> _TASK TO COMPLETE_:
Quote the data below in full, minus the images.

Dataset items:
>>>

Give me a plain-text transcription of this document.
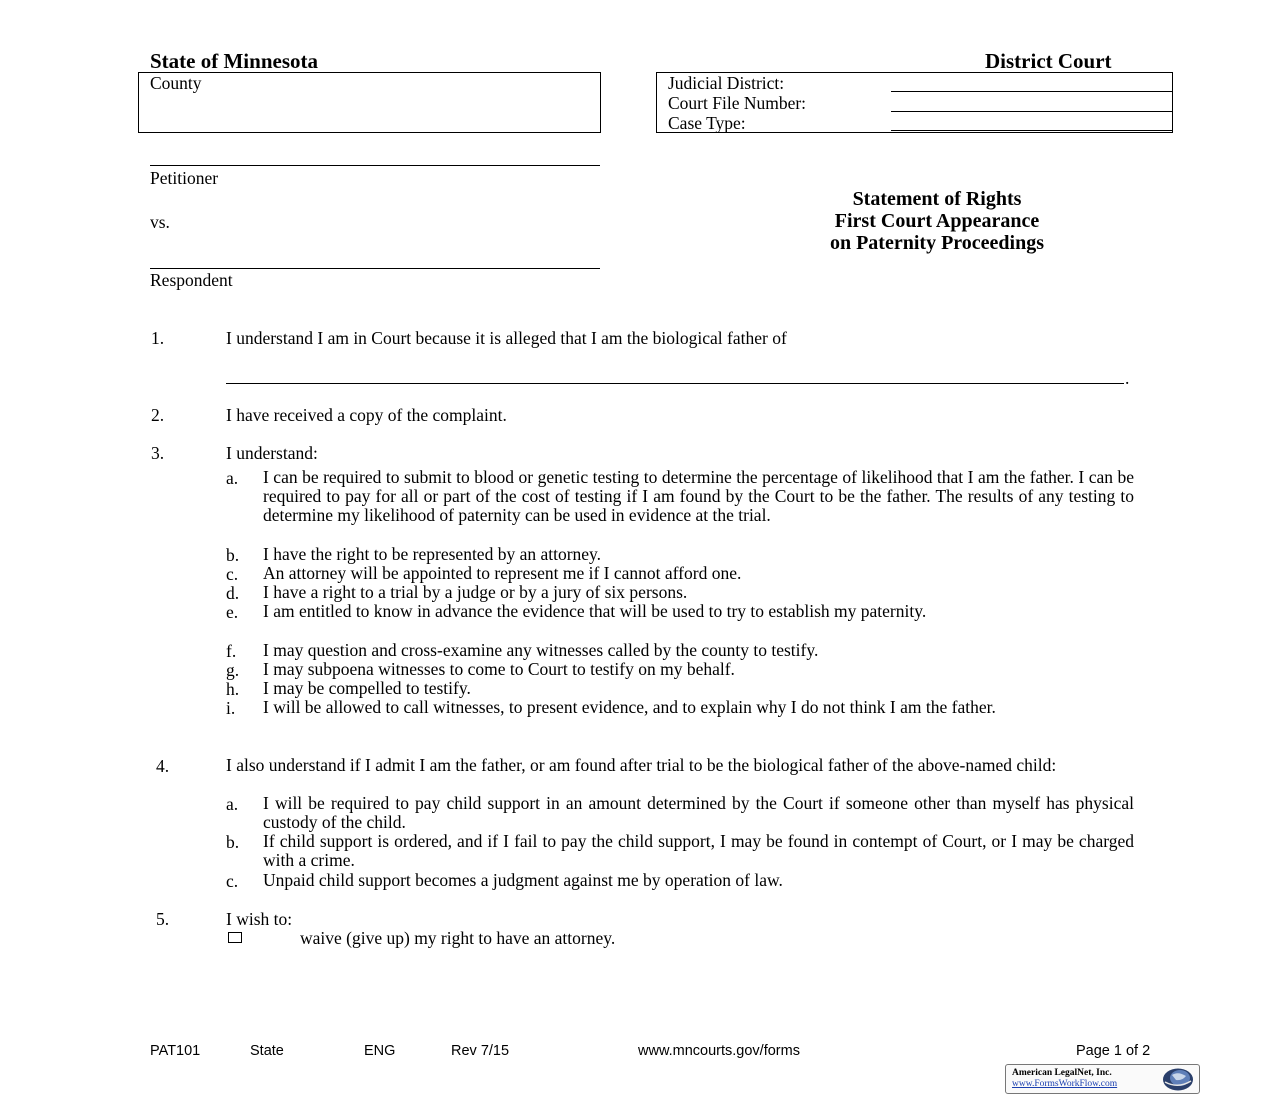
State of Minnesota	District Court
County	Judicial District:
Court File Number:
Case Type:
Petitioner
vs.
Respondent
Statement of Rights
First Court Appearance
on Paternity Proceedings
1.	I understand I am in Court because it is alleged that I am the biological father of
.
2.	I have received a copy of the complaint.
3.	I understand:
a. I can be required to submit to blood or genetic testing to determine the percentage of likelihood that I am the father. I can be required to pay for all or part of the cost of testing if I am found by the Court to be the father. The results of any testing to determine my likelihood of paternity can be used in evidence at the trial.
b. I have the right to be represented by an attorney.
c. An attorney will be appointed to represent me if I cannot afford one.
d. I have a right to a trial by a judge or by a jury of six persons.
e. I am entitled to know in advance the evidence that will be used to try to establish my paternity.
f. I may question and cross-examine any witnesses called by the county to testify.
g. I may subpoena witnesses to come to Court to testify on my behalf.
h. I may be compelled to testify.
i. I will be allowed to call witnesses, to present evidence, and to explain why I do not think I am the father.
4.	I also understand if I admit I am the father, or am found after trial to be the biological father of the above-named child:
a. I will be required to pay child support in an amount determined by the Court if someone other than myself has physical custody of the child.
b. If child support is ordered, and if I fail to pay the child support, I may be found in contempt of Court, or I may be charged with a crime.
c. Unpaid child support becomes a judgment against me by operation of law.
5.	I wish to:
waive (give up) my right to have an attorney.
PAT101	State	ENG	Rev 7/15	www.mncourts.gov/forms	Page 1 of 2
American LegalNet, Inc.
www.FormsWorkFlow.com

<<<

> _EXERCISE OUTPUT_:
Give me a plain-text transcription of this document.
State of Minnesota	District Court
County	Judicial District:
Court File Number:
Case Type:
Petitioner
vs.
Respondent
Statement of Rights
First Court Appearance
on Paternity Proceedings
1.	I understand I am in Court because it is alleged that I am the biological father of
.
2.	I have received a copy of the complaint.
3.	I understand:
a. I can be required to submit to blood or genetic testing to determine the percentage of likelihood that I am the father. I can be required to pay for all or part of the cost of testing if I am found by the Court to be the father. The results of any testing to determine my likelihood of paternity can be used in evidence at the trial.
b. I have the right to be represented by an attorney.
c. An attorney will be appointed to represent me if I cannot afford one.
d. I have a right to a trial by a judge or by a jury of six persons.
e. I am entitled to know in advance the evidence that will be used to try to establish my paternity.
f. I may question and cross-examine any witnesses called by the county to testify.
g. I may subpoena witnesses to come to Court to testify on my behalf.
h. I may be compelled to testify.
i. I will be allowed to call witnesses, to present evidence, and to explain why I do not think I am the father.
4.	I also understand if I admit I am the father, or am found after trial to be the biological father of the above-named child:
a. I will be required to pay child support in an amount determined by the Court if someone other than myself has physical custody of the child.
b. If child support is ordered, and if I fail to pay the child support, I may be found in contempt of Court, or I may be charged with a crime.
c. Unpaid child support becomes a judgment against me by operation of law.
5.	I wish to:
waive (give up) my right to have an attorney.
PAT101	State	ENG	Rev 7/15	www.mncourts.gov/forms	Page 1 of 2
American LegalNet, Inc.
www.FormsWorkFlow.com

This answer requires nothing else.